## Start
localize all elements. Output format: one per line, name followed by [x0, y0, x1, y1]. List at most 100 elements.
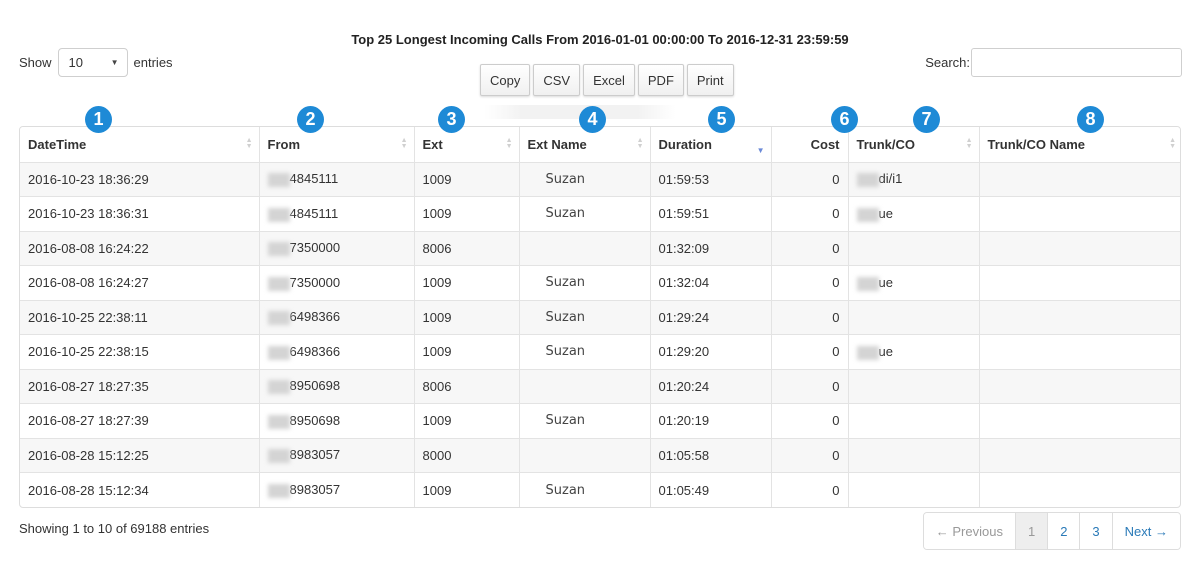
cell-ext-text: 1009 — [422, 206, 452, 222]
page-button-2[interactable]: 2 — [1048, 513, 1081, 549]
cell-from-text: 7350000 — [289, 240, 341, 256]
cell-ext-text: 8006 — [422, 378, 452, 394]
column-header-datetime[interactable]: DateTime ▲ ▼ — [20, 127, 260, 163]
column-header-ext[interactable]: Ext ▲ ▼ — [414, 127, 520, 163]
annotation-badge-8: 8 — [1077, 106, 1104, 133]
cell-datetime-text: 2016-08-27 18:27:35 — [28, 378, 149, 394]
cell-duration: 01:05:49 — [650, 472, 772, 507]
annotation-badge-6: 6 — [831, 106, 858, 133]
table-row[interactable]: 2016-10-25 22:38:15 6498366 1009 Suzan 01:29… — [20, 334, 1180, 370]
cell-datetime-text: 2016-08-27 18:27:39 — [28, 413, 149, 429]
page-length-select[interactable]: 10 ▼ — [57, 48, 128, 77]
cell-duration: 01:59:53 — [650, 162, 772, 197]
print-button[interactable]: Print — [686, 64, 734, 96]
table-row[interactable]: 2016-08-08 16:24:27 7350000 1009 Suzan 01:32… — [20, 265, 1180, 301]
cell-trunk-co-name — [979, 162, 1180, 197]
calls-table-container: DateTime ▲ ▼ From ▲ ▼ Ext ▲ ▼ Ext Name ▲ ▼ — [19, 126, 1181, 508]
cell-datetime-text: 2016-10-25 22:38:15 — [28, 344, 149, 360]
copy-button[interactable]: Copy — [480, 64, 531, 96]
cell-trunk-co-name — [979, 196, 1180, 232]
cell-from: 6498366 — [259, 300, 415, 335]
table-row[interactable]: 2016-08-28 15:12:25 8983057 8000 01:05:58 0 — [20, 438, 1180, 473]
cell-ext: 1009 — [414, 196, 520, 232]
cell-datetime-text: 2016-08-28 15:12:25 — [28, 447, 149, 463]
cell-trunk-co-name — [979, 403, 1180, 439]
next-page-button[interactable]: Next → — [1112, 513, 1180, 549]
cell-ext-name — [519, 369, 651, 404]
table-row[interactable]: 2016-10-23 18:36:29 4845111 1009 Suzan 01:59… — [20, 162, 1180, 197]
cell-from: 8983057 — [259, 438, 415, 473]
cell-from: 4845111 — [259, 196, 415, 232]
redacted-prefix — [267, 483, 290, 498]
redacted-prefix — [856, 207, 879, 222]
cell-datetime-text: 2016-08-28 15:12:34 — [28, 482, 149, 498]
cell-ext-name-text: Suzan — [545, 275, 586, 291]
cell-datetime: 2016-08-27 18:27:39 — [20, 403, 260, 439]
cell-datetime-text: 2016-10-25 22:38:11 — [28, 309, 148, 325]
cell-ext-name: Suzan — [519, 196, 651, 232]
table-row[interactable]: 2016-08-27 18:27:35 8950698 8006 01:20:24 0 — [20, 369, 1180, 404]
cell-ext: 1009 — [414, 403, 520, 439]
column-header-cost[interactable]: Cost — [771, 127, 849, 163]
page-button-3[interactable]: 3 — [1080, 513, 1113, 549]
column-header-trunk-co[interactable]: Trunk/CO ▲ ▼ — [848, 127, 980, 163]
table-row[interactable]: 2016-08-28 15:12:34 8983057 1009 Suzan 01:05… — [20, 472, 1180, 508]
pdf-button[interactable]: PDF — [637, 64, 684, 96]
cell-ext-text: 1009 — [422, 171, 452, 187]
cell-ext-name-text: Suzan — [545, 482, 586, 498]
cell-datetime-text: 2016-08-08 16:24:27 — [28, 275, 149, 291]
cell-trunk-co — [848, 369, 980, 404]
cell-duration-text: 01:32:09 — [658, 240, 710, 256]
table-row[interactable]: 2016-08-08 16:24:22 7350000 8006 01:32:09 0 — [20, 231, 1180, 266]
cell-cost-text: 0 — [832, 206, 840, 222]
cell-datetime: 2016-08-28 15:12:25 — [20, 438, 260, 473]
cell-datetime: 2016-10-25 22:38:15 — [20, 334, 260, 370]
entries-label: entries — [133, 55, 173, 70]
sort-both-icon: ▲ ▼ — [505, 137, 513, 151]
cell-duration: 01:29:20 — [650, 334, 772, 370]
excel-button[interactable]: Excel — [583, 64, 635, 96]
table-row[interactable]: 2016-10-25 22:38:11 6498366 1009 Suzan 01:29… — [20, 300, 1180, 335]
cell-trunk-co-name — [979, 473, 1180, 508]
call-report-page: Top 25 Longest Incoming Calls From 2016-… — [0, 0, 1200, 585]
page-button-1[interactable]: 1 — [1015, 513, 1049, 549]
column-header-duration[interactable]: Duration ▼ — [650, 127, 772, 163]
cell-datetime: 2016-10-23 18:36:31 — [20, 196, 260, 232]
cell-ext-name-text: Suzan — [545, 206, 586, 222]
cell-cost: 0 — [771, 196, 849, 232]
redacted-prefix — [267, 345, 290, 360]
column-header-from[interactable]: From ▲ ▼ — [259, 127, 415, 163]
search-input[interactable] — [971, 48, 1182, 77]
cell-cost-text: 0 — [832, 309, 840, 325]
cell-duration-text: 01:05:58 — [658, 447, 710, 463]
cell-cost: 0 — [771, 265, 849, 301]
annotation-badge-5: 5 — [708, 106, 735, 133]
cell-cost-text: 0 — [832, 275, 840, 291]
cell-trunk-co — [848, 403, 980, 439]
search-label: Search: — [925, 55, 970, 70]
csv-button[interactable]: CSV — [533, 64, 581, 96]
cell-datetime: 2016-10-23 18:36:29 — [20, 162, 260, 197]
column-header-trunk-co-name[interactable]: Trunk/CO Name ▲ ▼ — [979, 127, 1180, 163]
table-row[interactable]: 2016-08-27 18:27:39 8950698 1009 Suzan 01:20… — [20, 403, 1180, 439]
cell-from-text: 8983057 — [289, 447, 341, 463]
cell-trunk-co — [848, 472, 980, 507]
column-header-ext-name[interactable]: Ext Name ▲ ▼ — [519, 127, 651, 163]
cell-cost: 0 — [771, 438, 849, 473]
page-length-value: 10 — [68, 55, 83, 70]
sort-descending-icon: ▼ — [756, 146, 765, 155]
cell-ext-name — [519, 438, 651, 473]
cell-cost: 0 — [771, 300, 849, 335]
sort-both-icon: ▲ ▼ — [1169, 137, 1176, 151]
cell-duration-text: 01:59:51 — [658, 206, 710, 222]
previous-page-button[interactable]: ← Previous — [923, 513, 1016, 549]
table-row[interactable]: 2016-10-23 18:36:31 4845111 1009 Suzan 01:59… — [20, 196, 1180, 232]
show-label: Show — [19, 55, 52, 70]
annotation-badge-3: 3 — [438, 106, 465, 133]
cell-datetime-text: 2016-10-23 18:36:29 — [28, 171, 149, 187]
cell-duration-text: 01:59:53 — [658, 171, 710, 187]
cell-trunk-co — [848, 231, 980, 266]
cell-ext-name — [519, 231, 651, 266]
cell-ext-text: 1009 — [422, 309, 452, 325]
cell-ext-name: Suzan — [519, 403, 651, 439]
## End
WORK INSTRUCTIONS: Lay out every line of the data above as a Markdown table with the columns "Row" and "Line". Number the rows in order, skip blank lines, and leave out the pictures.

WRITTEN ANSWER:
| Row | Line |
|---|---|
| 1 | localize all elements. Output format: one per line, name followed by [x0, y0, x1, y1]. List at most 100 elements. |
| 2 | cell-ext-text: 1009 — [422, 206, 452, 222] |
| 3 | page-button-2[interactable]: 2 — [1048, 513, 1081, 549] |
| 4 | cell-from-text: 7350000 — [289, 240, 341, 256] |
| 5 | cell-ext-text: 8006 — [422, 378, 452, 394] |
| 6 | column-header-datetime[interactable]: DateTime ▲ ▼ — [20, 127, 260, 163] |
| 7 | column-header-ext[interactable]: Ext ▲ ▼ — [414, 127, 520, 163] |
| 8 | annotation-badge-8: 8 — [1077, 106, 1104, 133] |
| 9 | cell-datetime-text: 2016-08-27 18:27:35 — [28, 378, 149, 394] |
| 10 | cell-duration: 01:05:49 — [650, 472, 772, 507] |
| 11 | annotation-badge-6: 6 — [831, 106, 858, 133] |
| 12 | table-row[interactable]: 2016-10-25 22:38:15 6498366 1009 Suzan 01:29… — [20, 334, 1180, 370] |
| 13 | cell-datetime-text: 2016-08-27 18:27:39 — [28, 413, 149, 429] |
| 14 | page-length-select[interactable]: 10 ▼ — [57, 48, 128, 77] |
| 15 | cell-duration: 01:59:53 — [650, 162, 772, 197] |
| 16 | print-button[interactable]: Print — [686, 64, 734, 96] |
| 17 | table-row[interactable]: 2016-08-08 16:24:27 7350000 1009 Suzan 01:32… — [20, 265, 1180, 301] |
| 18 | cell-trunk-co-name — [979, 162, 1180, 197] |
| 19 | calls-table-container: DateTime ▲ ▼ From ▲ ▼ Ext ▲ ▼ Ext Name ▲ ▼ — [19, 126, 1181, 508] |
| 20 | cell-datetime-text: 2016-10-25 22:38:15 — [28, 344, 149, 360] |
| 21 | copy-button[interactable]: Copy — [480, 64, 531, 96] |
| 22 | cell-trunk-co-name — [979, 196, 1180, 232] |
| 23 | cell-from: 6498366 — [259, 300, 415, 335] |
| 24 | table-row[interactable]: 2016-08-28 15:12:25 8983057 8000 01:05:58 0 — [20, 438, 1180, 473] |
| 25 | cell-ext: 1009 — [414, 196, 520, 232] |
| 26 | cell-datetime-text: 2016-08-28 15:12:25 — [28, 447, 149, 463] |
| 27 | cell-trunk-co-name — [979, 403, 1180, 439] |
| 28 | next-page-button[interactable]: Next → — [1112, 513, 1180, 549] |
| 29 | cell-ext-name — [519, 369, 651, 404] |
| 30 | table-row[interactable]: 2016-10-23 18:36:29 4845111 1009 Suzan 01:59… — [20, 162, 1180, 197] |
| 31 | cell-from: 8983057 — [259, 438, 415, 473] |
| 32 | cell-from: 4845111 — [259, 196, 415, 232] |
| 33 | redacted-prefix — [267, 483, 290, 498] |
| 34 | redacted-prefix — [856, 207, 879, 222] |
| 35 | cell-datetime-text: 2016-08-28 15:12:34 — [28, 482, 149, 498] |
| 36 | cell-ext-name-text: Suzan — [545, 275, 586, 291] |
| 37 | cell-datetime: 2016-08-27 18:27:39 — [20, 403, 260, 439] |
| 38 | cell-datetime-text: 2016-10-25 22:38:11 — [28, 309, 148, 325] |
| 39 | cell-ext-name: Suzan — [519, 196, 651, 232] |
| 40 | table-row[interactable]: 2016-08-27 18:27:35 8950698 8006 01:20:24 0 — [20, 369, 1180, 404] |
| 41 | cell-ext: 1009 — [414, 403, 520, 439] |
| 42 | column-header-cost[interactable]: Cost — [771, 127, 849, 163] |
| 43 | page-button-3[interactable]: 3 — [1080, 513, 1113, 549] |
| 44 | column-header-trunk-co[interactable]: Trunk/CO ▲ ▼ — [848, 127, 980, 163] |
| 45 | table-row[interactable]: 2016-08-28 15:12:34 8983057 1009 Suzan 01:05… — [20, 472, 1180, 508] |
| 46 | pdf-button[interactable]: PDF — [637, 64, 684, 96] |
| 47 | cell-ext-text: 1009 — [422, 171, 452, 187] |
| 48 | cell-ext-name-text: Suzan — [545, 482, 586, 498] |
| 49 | cell-datetime-text: 2016-08-08 16:24:27 — [28, 275, 149, 291] |
| 50 | cell-trunk-co — [848, 369, 980, 404] |
| 51 | cell-duration-text: 01:32:09 — [658, 240, 710, 256] |
| 52 | table-row[interactable]: 2016-08-08 16:24:22 7350000 8006 01:32:09 0 — [20, 231, 1180, 266] |
| 53 | cell-cost-text: 0 — [832, 206, 840, 222] |
| 54 | cell-datetime: 2016-08-28 15:12:25 — [20, 438, 260, 473] |
| 55 | cell-datetime: 2016-10-25 22:38:15 — [20, 334, 260, 370] |
| 56 | entries-label: entries — [133, 55, 173, 70] |
| 57 | sort-both-icon: ▲ ▼ — [505, 137, 513, 151] |
| 58 | cell-duration: 01:29:20 — [650, 334, 772, 370] |
| 59 | excel-button[interactable]: Excel — [583, 64, 635, 96] |
| 60 | table-row[interactable]: 2016-10-25 22:38:11 6498366 1009 Suzan 01:29… — [20, 300, 1180, 335] |
| 61 | cell-trunk-co-name — [979, 473, 1180, 508] |
| 62 | call-report-page: Top 25 Longest Incoming Calls From 2016-… — [0, 0, 1200, 585] |
| 63 | page-button-1[interactable]: 1 — [1015, 513, 1049, 549] |
| 64 | column-header-duration[interactable]: Duration ▼ — [650, 127, 772, 163] |
| 65 | cell-datetime: 2016-10-23 18:36:31 — [20, 196, 260, 232] |
| 66 | cell-ext-name-text: Suzan — [545, 206, 586, 222] |
| 67 | cell-cost: 0 — [771, 196, 849, 232] |
| 68 | redacted-prefix — [267, 345, 290, 360] |
| 69 | column-header-from[interactable]: From ▲ ▼ — [259, 127, 415, 163] |
| 70 | search-input[interactable] — [971, 48, 1182, 77] |
| 71 | cell-cost-text: 0 — [832, 309, 840, 325] |
| 72 | cell-duration-text: 01:05:58 — [658, 447, 710, 463] |
| 73 | cell-cost: 0 — [771, 265, 849, 301] |
| 74 | annotation-badge-5: 5 — [708, 106, 735, 133] |
| 75 | cell-cost-text: 0 — [832, 275, 840, 291] |
| 76 | cell-trunk-co — [848, 403, 980, 439] |
| 77 | search-label: Search: — [925, 55, 970, 70] |
| 78 | csv-button[interactable]: CSV — [533, 64, 581, 96] |
| 79 | cell-datetime: 2016-10-23 18:36:29 — [20, 162, 260, 197] |
| 80 | column-header-trunk-co-name[interactable]: Trunk/CO Name ▲ ▼ — [979, 127, 1180, 163] |
| 81 | table-row[interactable]: 2016-08-27 18:27:39 8950698 1009 Suzan 01:20… — [20, 403, 1180, 439] |
| 82 | cell-from-text: 8983057 — [289, 447, 341, 463] |
| 83 | cell-trunk-co — [848, 472, 980, 507] |
| 84 | column-header-ext-name[interactable]: Ext Name ▲ ▼ — [519, 127, 651, 163] |
| 85 | cell-cost: 0 — [771, 438, 849, 473] |
| 86 | page-length-value: 10 — [68, 55, 83, 70] |
| 87 | sort-descending-icon: ▼ — [756, 146, 765, 155] |
| 88 | cell-ext-name — [519, 438, 651, 473] |
| 89 | cell-cost: 0 — [771, 300, 849, 335] |
| 90 | sort-both-icon: ▲ ▼ — [1169, 137, 1176, 151] |
| 91 | cell-duration-text: 01:59:51 — [658, 206, 710, 222] |
| 92 | previous-page-button[interactable]: ← Previous — [923, 513, 1016, 549] |
| 93 | table-row[interactable]: 2016-10-23 18:36:31 4845111 1009 Suzan 01:59… — [20, 196, 1180, 232] |
| 94 | show-label: Show — [19, 55, 52, 70] |
| 95 | annotation-badge-3: 3 — [438, 106, 465, 133] |
| 96 | cell-datetime-text: 2016-10-23 18:36:29 — [28, 171, 149, 187] |
| 97 | cell-duration-text: 01:59:53 — [658, 171, 710, 187] |
| 98 | cell-trunk-co — [848, 231, 980, 266] |
| 99 | cell-ext-name — [519, 231, 651, 266] |
| 100 | cell-ext-text: 1009 — [422, 309, 452, 325] |
| 101 | cell-ext-name: Suzan — [519, 403, 651, 439] |